┌──

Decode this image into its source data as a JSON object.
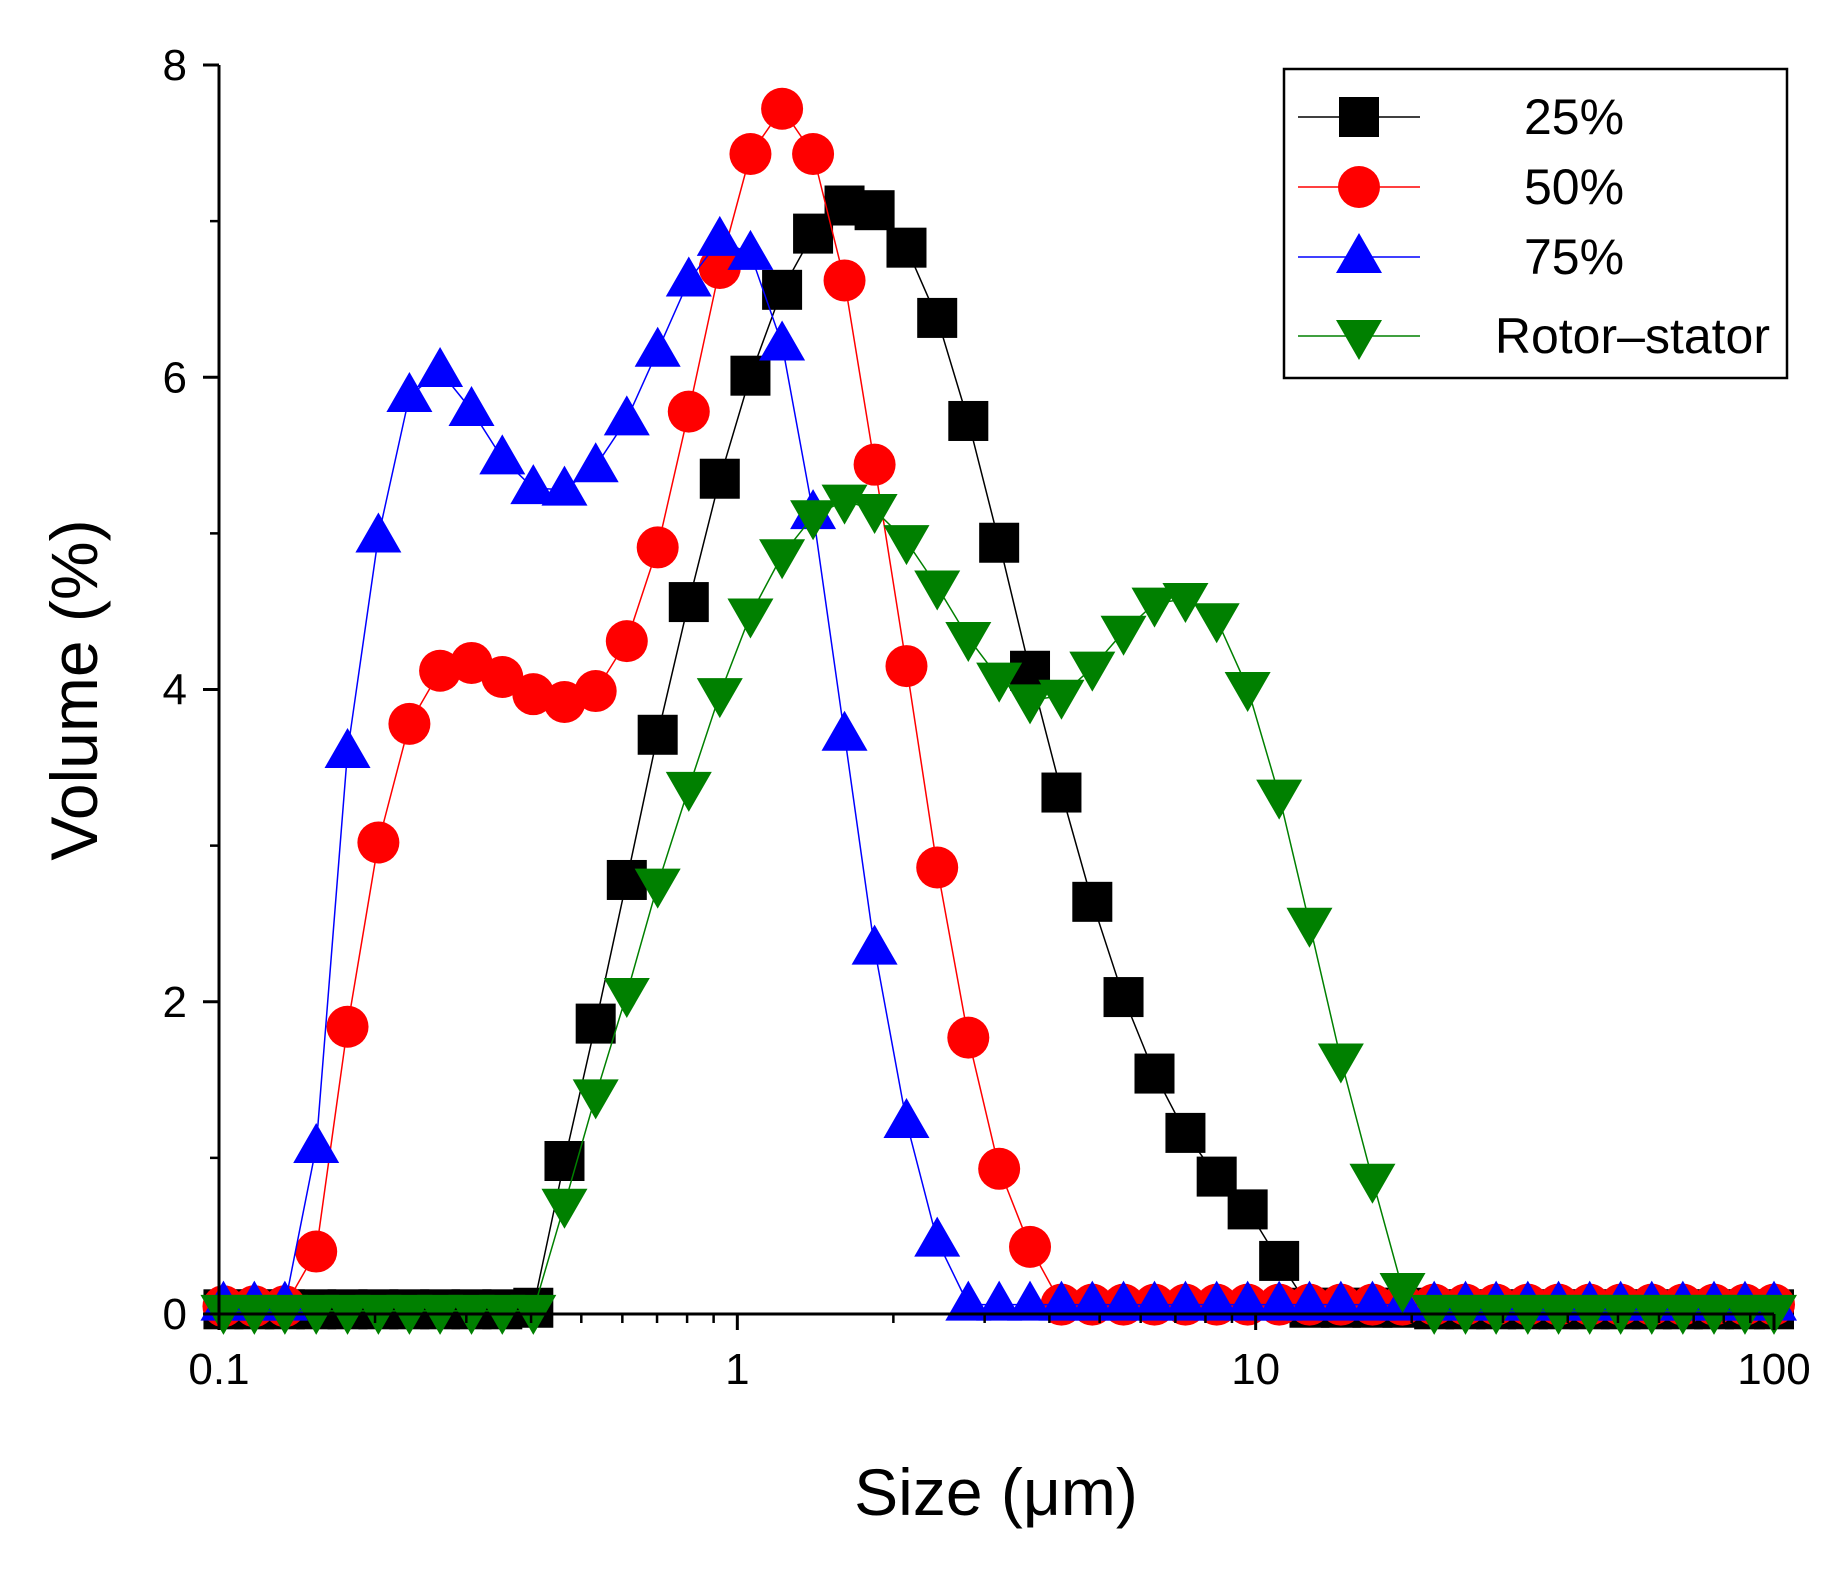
{
  "chart_data": {
    "type": "scatter",
    "title": "",
    "xlabel": "Size (μm)",
    "ylabel": "Volume (%)",
    "xscale": "log",
    "xlim": [
      0.1,
      100
    ],
    "ylim": [
      0,
      8
    ],
    "x_ticks": [
      0.1,
      1,
      10,
      100
    ],
    "x_tick_labels": [
      "0.1",
      "1",
      "10",
      "100"
    ],
    "y_ticks": [
      0,
      2,
      4,
      6,
      8
    ],
    "y_tick_labels": [
      "0",
      "2",
      "4",
      "6",
      "8"
    ],
    "grid": false,
    "legend_position": "top-right",
    "series": [
      {
        "name": "25%",
        "color": "#000000",
        "marker": "square",
        "points": [
          [
            0.102,
            0.03
          ],
          [
            0.117,
            0.03
          ],
          [
            0.134,
            0.03
          ],
          [
            0.154,
            0.03
          ],
          [
            0.177,
            0.03
          ],
          [
            0.203,
            0.03
          ],
          [
            0.233,
            0.03
          ],
          [
            0.267,
            0.03
          ],
          [
            0.307,
            0.03
          ],
          [
            0.352,
            0.03
          ],
          [
            0.404,
            0.04
          ],
          [
            0.464,
            0.98
          ],
          [
            0.533,
            1.86
          ],
          [
            0.612,
            2.78
          ],
          [
            0.702,
            3.71
          ],
          [
            0.806,
            4.56
          ],
          [
            0.925,
            5.35
          ],
          [
            1.06,
            6.01
          ],
          [
            1.22,
            6.56
          ],
          [
            1.4,
            6.92
          ],
          [
            1.61,
            7.1
          ],
          [
            1.84,
            7.07
          ],
          [
            2.12,
            6.83
          ],
          [
            2.43,
            6.38
          ],
          [
            2.79,
            5.72
          ],
          [
            3.2,
            4.94
          ],
          [
            3.67,
            4.12
          ],
          [
            4.22,
            3.34
          ],
          [
            4.84,
            2.64
          ],
          [
            5.56,
            2.03
          ],
          [
            6.38,
            1.54
          ],
          [
            7.32,
            1.16
          ],
          [
            8.41,
            0.88
          ],
          [
            9.65,
            0.67
          ],
          [
            11.1,
            0.34
          ],
          [
            12.7,
            0.04
          ],
          [
            14.6,
            0.04
          ],
          [
            16.8,
            0.04
          ],
          [
            19.2,
            0.04
          ],
          [
            22.1,
            0.03
          ],
          [
            25.4,
            0.03
          ],
          [
            29.1,
            0.03
          ],
          [
            33.5,
            0.03
          ],
          [
            38.4,
            0.03
          ],
          [
            44.1,
            0.03
          ],
          [
            50.6,
            0.03
          ],
          [
            58.1,
            0.03
          ],
          [
            66.7,
            0.03
          ],
          [
            76.6,
            0.03
          ],
          [
            87.9,
            0.03
          ],
          [
            100,
            0.03
          ]
        ]
      },
      {
        "name": "50%",
        "color": "#ff0000",
        "marker": "circle",
        "points": [
          [
            0.102,
            0.05
          ],
          [
            0.117,
            0.05
          ],
          [
            0.134,
            0.05
          ],
          [
            0.154,
            0.4
          ],
          [
            0.177,
            1.84
          ],
          [
            0.203,
            3.02
          ],
          [
            0.233,
            3.78
          ],
          [
            0.267,
            4.12
          ],
          [
            0.307,
            4.17
          ],
          [
            0.352,
            4.08
          ],
          [
            0.404,
            3.97
          ],
          [
            0.464,
            3.92
          ],
          [
            0.533,
            3.99
          ],
          [
            0.612,
            4.31
          ],
          [
            0.702,
            4.91
          ],
          [
            0.806,
            5.78
          ],
          [
            0.925,
            6.7
          ],
          [
            1.06,
            7.43
          ],
          [
            1.22,
            7.72
          ],
          [
            1.4,
            7.43
          ],
          [
            1.61,
            6.62
          ],
          [
            1.84,
            5.44
          ],
          [
            2.12,
            4.15
          ],
          [
            2.43,
            2.86
          ],
          [
            2.79,
            1.77
          ],
          [
            3.2,
            0.93
          ],
          [
            3.67,
            0.43
          ],
          [
            4.22,
            0.06
          ],
          [
            4.84,
            0.06
          ],
          [
            5.56,
            0.06
          ],
          [
            6.38,
            0.06
          ],
          [
            7.32,
            0.06
          ],
          [
            8.41,
            0.06
          ],
          [
            9.65,
            0.06
          ],
          [
            11.1,
            0.06
          ],
          [
            12.7,
            0.06
          ],
          [
            14.6,
            0.06
          ],
          [
            16.8,
            0.06
          ],
          [
            19.2,
            0.06
          ],
          [
            22.1,
            0.06
          ],
          [
            25.4,
            0.06
          ],
          [
            29.1,
            0.06
          ],
          [
            33.5,
            0.06
          ],
          [
            38.4,
            0.06
          ],
          [
            44.1,
            0.06
          ],
          [
            50.6,
            0.06
          ],
          [
            58.1,
            0.06
          ],
          [
            66.7,
            0.06
          ],
          [
            76.6,
            0.06
          ],
          [
            87.9,
            0.06
          ],
          [
            100,
            0.06
          ]
        ]
      },
      {
        "name": "75%",
        "color": "#0000ff",
        "marker": "triangle-up",
        "points": [
          [
            0.102,
            0.06
          ],
          [
            0.117,
            0.06
          ],
          [
            0.134,
            0.06
          ],
          [
            0.154,
            1.07
          ],
          [
            0.177,
            3.6
          ],
          [
            0.203,
            4.98
          ],
          [
            0.233,
            5.88
          ],
          [
            0.267,
            6.04
          ],
          [
            0.307,
            5.79
          ],
          [
            0.352,
            5.48
          ],
          [
            0.404,
            5.29
          ],
          [
            0.464,
            5.28
          ],
          [
            0.533,
            5.43
          ],
          [
            0.612,
            5.73
          ],
          [
            0.702,
            6.17
          ],
          [
            0.806,
            6.62
          ],
          [
            0.925,
            6.88
          ],
          [
            1.06,
            6.79
          ],
          [
            1.22,
            6.21
          ],
          [
            1.4,
            5.13
          ],
          [
            1.61,
            3.71
          ],
          [
            1.84,
            2.34
          ],
          [
            2.12,
            1.23
          ],
          [
            2.43,
            0.47
          ],
          [
            2.79,
            0.06
          ],
          [
            3.2,
            0.06
          ],
          [
            3.67,
            0.06
          ],
          [
            4.22,
            0.06
          ],
          [
            4.84,
            0.06
          ],
          [
            5.56,
            0.06
          ],
          [
            6.38,
            0.06
          ],
          [
            7.32,
            0.06
          ],
          [
            8.41,
            0.06
          ],
          [
            9.65,
            0.06
          ],
          [
            11.1,
            0.06
          ],
          [
            12.7,
            0.06
          ],
          [
            14.6,
            0.06
          ],
          [
            16.8,
            0.06
          ],
          [
            19.2,
            0.06
          ],
          [
            22.1,
            0.06
          ],
          [
            25.4,
            0.06
          ],
          [
            29.1,
            0.06
          ],
          [
            33.5,
            0.06
          ],
          [
            38.4,
            0.06
          ],
          [
            44.1,
            0.06
          ],
          [
            50.6,
            0.06
          ],
          [
            58.1,
            0.06
          ],
          [
            66.7,
            0.06
          ],
          [
            76.6,
            0.06
          ],
          [
            87.9,
            0.06
          ],
          [
            100,
            0.06
          ]
        ]
      },
      {
        "name": "Rotor–stator",
        "color": "#008000",
        "marker": "triangle-down",
        "points": [
          [
            0.102,
            0.02
          ],
          [
            0.117,
            0.02
          ],
          [
            0.134,
            0.02
          ],
          [
            0.154,
            0.02
          ],
          [
            0.177,
            0.02
          ],
          [
            0.203,
            0.02
          ],
          [
            0.233,
            0.02
          ],
          [
            0.267,
            0.02
          ],
          [
            0.307,
            0.02
          ],
          [
            0.352,
            0.02
          ],
          [
            0.404,
            0.02
          ],
          [
            0.464,
            0.7
          ],
          [
            0.533,
            1.4
          ],
          [
            0.612,
            2.05
          ],
          [
            0.702,
            2.75
          ],
          [
            0.806,
            3.37
          ],
          [
            0.925,
            3.97
          ],
          [
            1.06,
            4.48
          ],
          [
            1.22,
            4.86
          ],
          [
            1.4,
            5.11
          ],
          [
            1.61,
            5.21
          ],
          [
            1.84,
            5.15
          ],
          [
            2.12,
            4.95
          ],
          [
            2.43,
            4.66
          ],
          [
            2.79,
            4.33
          ],
          [
            3.2,
            4.07
          ],
          [
            3.67,
            3.93
          ],
          [
            4.22,
            3.96
          ],
          [
            4.84,
            4.14
          ],
          [
            5.56,
            4.37
          ],
          [
            6.38,
            4.55
          ],
          [
            7.32,
            4.58
          ],
          [
            8.41,
            4.45
          ],
          [
            9.65,
            4.01
          ],
          [
            11.1,
            3.32
          ],
          [
            12.7,
            2.5
          ],
          [
            14.6,
            1.63
          ],
          [
            16.8,
            0.86
          ],
          [
            19.2,
            0.16
          ],
          [
            22.1,
            0.02
          ],
          [
            25.4,
            0.02
          ],
          [
            29.1,
            0.02
          ],
          [
            33.5,
            0.02
          ],
          [
            38.4,
            0.02
          ],
          [
            44.1,
            0.02
          ],
          [
            50.6,
            0.02
          ],
          [
            58.1,
            0.02
          ],
          [
            66.7,
            0.02
          ],
          [
            76.6,
            0.02
          ],
          [
            87.9,
            0.02
          ],
          [
            100,
            0.02
          ]
        ]
      }
    ]
  }
}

└──

- _TASK DETAILS_:
Locate each line containing the string "triangle" and show it.

- _RESPONSE FOR THIS EXERCISE_:
        "marker": "triangle-up",
        "marker": "triangle-down",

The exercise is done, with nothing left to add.